To do: Print the entries that appear below, exactly as written and without their pictures.

(Items listed in a dataset)

◇ ◇ ◇

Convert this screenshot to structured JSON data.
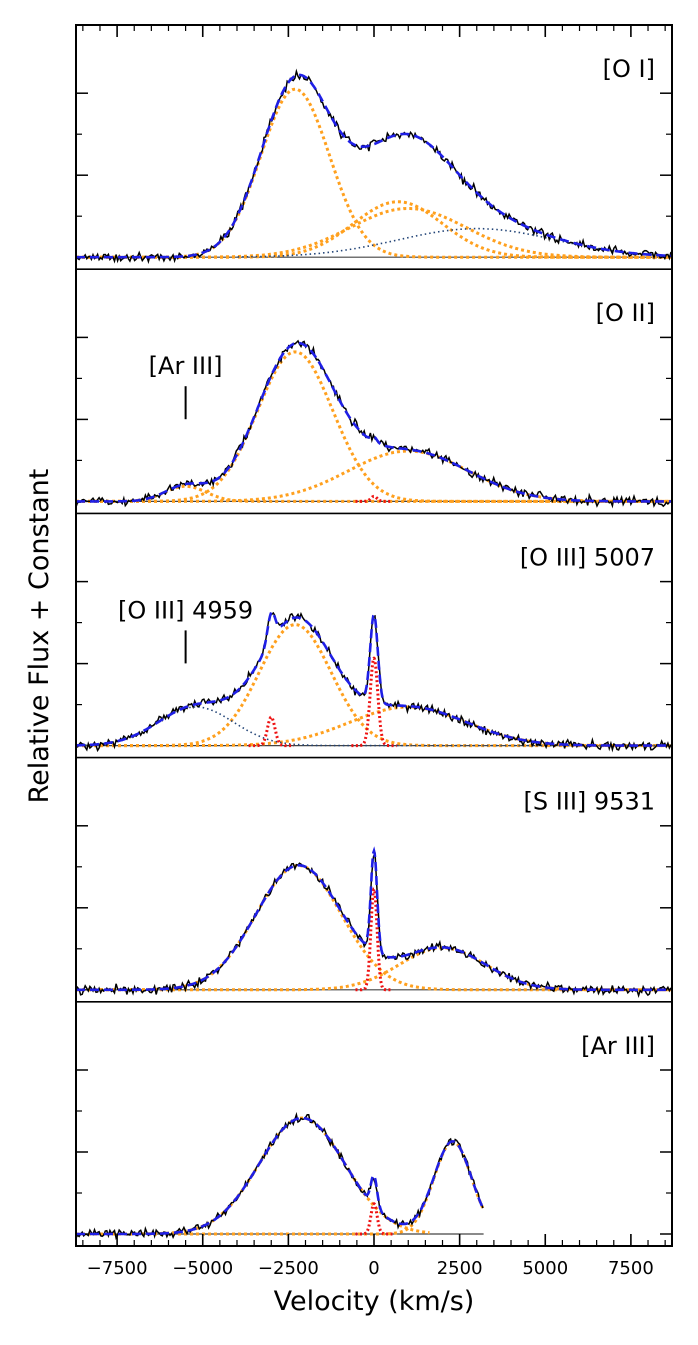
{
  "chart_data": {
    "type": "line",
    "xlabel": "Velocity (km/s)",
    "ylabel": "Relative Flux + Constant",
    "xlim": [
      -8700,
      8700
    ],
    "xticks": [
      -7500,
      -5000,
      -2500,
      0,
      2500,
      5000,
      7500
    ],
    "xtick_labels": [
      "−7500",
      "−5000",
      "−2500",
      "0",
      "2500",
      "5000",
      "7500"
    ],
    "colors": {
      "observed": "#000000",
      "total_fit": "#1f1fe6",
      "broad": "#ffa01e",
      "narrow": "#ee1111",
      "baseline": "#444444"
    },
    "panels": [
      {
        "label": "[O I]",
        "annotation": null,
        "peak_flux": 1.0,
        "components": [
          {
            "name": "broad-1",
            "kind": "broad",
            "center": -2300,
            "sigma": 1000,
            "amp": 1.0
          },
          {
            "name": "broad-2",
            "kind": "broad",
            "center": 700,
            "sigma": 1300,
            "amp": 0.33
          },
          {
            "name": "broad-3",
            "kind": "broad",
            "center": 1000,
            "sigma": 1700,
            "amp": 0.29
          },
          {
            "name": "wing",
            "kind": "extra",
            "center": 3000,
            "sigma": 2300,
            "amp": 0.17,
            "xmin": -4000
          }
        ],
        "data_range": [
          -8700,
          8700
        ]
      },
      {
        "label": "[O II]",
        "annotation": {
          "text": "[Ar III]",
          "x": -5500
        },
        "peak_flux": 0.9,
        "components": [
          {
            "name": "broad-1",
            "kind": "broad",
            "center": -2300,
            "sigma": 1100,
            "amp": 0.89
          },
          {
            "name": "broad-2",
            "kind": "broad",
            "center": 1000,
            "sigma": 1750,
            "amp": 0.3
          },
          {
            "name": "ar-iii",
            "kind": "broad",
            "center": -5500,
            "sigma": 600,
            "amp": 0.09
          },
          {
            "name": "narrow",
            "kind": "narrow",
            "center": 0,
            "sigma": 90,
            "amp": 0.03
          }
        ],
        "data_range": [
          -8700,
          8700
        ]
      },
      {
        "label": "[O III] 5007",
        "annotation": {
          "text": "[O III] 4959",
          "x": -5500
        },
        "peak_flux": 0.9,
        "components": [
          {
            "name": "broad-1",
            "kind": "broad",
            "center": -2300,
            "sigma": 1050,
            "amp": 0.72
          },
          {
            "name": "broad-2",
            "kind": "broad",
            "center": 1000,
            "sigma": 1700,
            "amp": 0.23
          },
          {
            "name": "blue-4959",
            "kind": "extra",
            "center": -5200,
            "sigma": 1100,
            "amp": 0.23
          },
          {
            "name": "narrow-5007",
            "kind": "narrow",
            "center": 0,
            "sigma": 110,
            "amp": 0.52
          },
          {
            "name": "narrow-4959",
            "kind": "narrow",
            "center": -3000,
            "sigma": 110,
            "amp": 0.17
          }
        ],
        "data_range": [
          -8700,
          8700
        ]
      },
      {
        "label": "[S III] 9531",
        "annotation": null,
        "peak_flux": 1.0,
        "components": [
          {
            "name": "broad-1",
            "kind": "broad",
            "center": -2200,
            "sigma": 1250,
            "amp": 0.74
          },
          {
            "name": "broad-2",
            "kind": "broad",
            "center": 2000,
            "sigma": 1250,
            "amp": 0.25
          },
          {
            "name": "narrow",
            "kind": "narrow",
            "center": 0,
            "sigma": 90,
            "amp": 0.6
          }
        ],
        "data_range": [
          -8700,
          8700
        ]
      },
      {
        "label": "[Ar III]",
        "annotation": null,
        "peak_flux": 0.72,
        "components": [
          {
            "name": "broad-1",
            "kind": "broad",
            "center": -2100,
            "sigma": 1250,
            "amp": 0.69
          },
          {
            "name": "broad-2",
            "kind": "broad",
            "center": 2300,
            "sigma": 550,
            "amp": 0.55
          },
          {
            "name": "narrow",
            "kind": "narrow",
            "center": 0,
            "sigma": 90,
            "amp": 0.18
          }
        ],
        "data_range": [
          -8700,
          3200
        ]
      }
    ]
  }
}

◇ ◇ ◇

Task output:
Convert this screenshot to structured JSON data.
{
  "chart_data": {
    "type": "line",
    "xlabel": "Velocity (km/s)",
    "ylabel": "Relative Flux + Constant",
    "xlim": [
      -8700,
      8700
    ],
    "xticks": [
      -7500,
      -5000,
      -2500,
      0,
      2500,
      5000,
      7500
    ],
    "xtick_labels": [
      "−7500",
      "−5000",
      "−2500",
      "0",
      "2500",
      "5000",
      "7500"
    ],
    "colors": {
      "observed": "#000000",
      "total_fit": "#1f1fe6",
      "broad": "#ffa01e",
      "narrow": "#ee1111",
      "baseline": "#444444"
    },
    "panels": [
      {
        "label": "[O I]",
        "annotation": null,
        "peak_flux": 1.0,
        "components": [
          {
            "name": "broad-1",
            "kind": "broad",
            "center": -2300,
            "sigma": 1000,
            "amp": 1.0
          },
          {
            "name": "broad-2",
            "kind": "broad",
            "center": 700,
            "sigma": 1300,
            "amp": 0.33
          },
          {
            "name": "broad-3",
            "kind": "broad",
            "center": 1000,
            "sigma": 1700,
            "amp": 0.29
          },
          {
            "name": "wing",
            "kind": "extra",
            "center": 3000,
            "sigma": 2300,
            "amp": 0.17,
            "xmin": -4000
          }
        ],
        "data_range": [
          -8700,
          8700
        ]
      },
      {
        "label": "[O II]",
        "annotation": {
          "text": "[Ar III]",
          "x": -5500
        },
        "peak_flux": 0.9,
        "components": [
          {
            "name": "broad-1",
            "kind": "broad",
            "center": -2300,
            "sigma": 1100,
            "amp": 0.89
          },
          {
            "name": "broad-2",
            "kind": "broad",
            "center": 1000,
            "sigma": 1750,
            "amp": 0.3
          },
          {
            "name": "ar-iii",
            "kind": "broad",
            "center": -5500,
            "sigma": 600,
            "amp": 0.09
          },
          {
            "name": "narrow",
            "kind": "narrow",
            "center": 0,
            "sigma": 90,
            "amp": 0.03
          }
        ],
        "data_range": [
          -8700,
          8700
        ]
      },
      {
        "label": "[O III] 5007",
        "annotation": {
          "text": "[O III] 4959",
          "x": -5500
        },
        "peak_flux": 0.9,
        "components": [
          {
            "name": "broad-1",
            "kind": "broad",
            "center": -2300,
            "sigma": 1050,
            "amp": 0.72
          },
          {
            "name": "broad-2",
            "kind": "broad",
            "center": 1000,
            "sigma": 1700,
            "amp": 0.23
          },
          {
            "name": "blue-4959",
            "kind": "extra",
            "center": -5200,
            "sigma": 1100,
            "amp": 0.23
          },
          {
            "name": "narrow-5007",
            "kind": "narrow",
            "center": 0,
            "sigma": 110,
            "amp": 0.52
          },
          {
            "name": "narrow-4959",
            "kind": "narrow",
            "center": -3000,
            "sigma": 110,
            "amp": 0.17
          }
        ],
        "data_range": [
          -8700,
          8700
        ]
      },
      {
        "label": "[S III] 9531",
        "annotation": null,
        "peak_flux": 1.0,
        "components": [
          {
            "name": "broad-1",
            "kind": "broad",
            "center": -2200,
            "sigma": 1250,
            "amp": 0.74
          },
          {
            "name": "broad-2",
            "kind": "broad",
            "center": 2000,
            "sigma": 1250,
            "amp": 0.25
          },
          {
            "name": "narrow",
            "kind": "narrow",
            "center": 0,
            "sigma": 90,
            "amp": 0.6
          }
        ],
        "data_range": [
          -8700,
          8700
        ]
      },
      {
        "label": "[Ar III]",
        "annotation": null,
        "peak_flux": 0.72,
        "components": [
          {
            "name": "broad-1",
            "kind": "broad",
            "center": -2100,
            "sigma": 1250,
            "amp": 0.69
          },
          {
            "name": "broad-2",
            "kind": "broad",
            "center": 2300,
            "sigma": 550,
            "amp": 0.55
          },
          {
            "name": "narrow",
            "kind": "narrow",
            "center": 0,
            "sigma": 90,
            "amp": 0.18
          }
        ],
        "data_range": [
          -8700,
          3200
        ]
      }
    ]
  }
}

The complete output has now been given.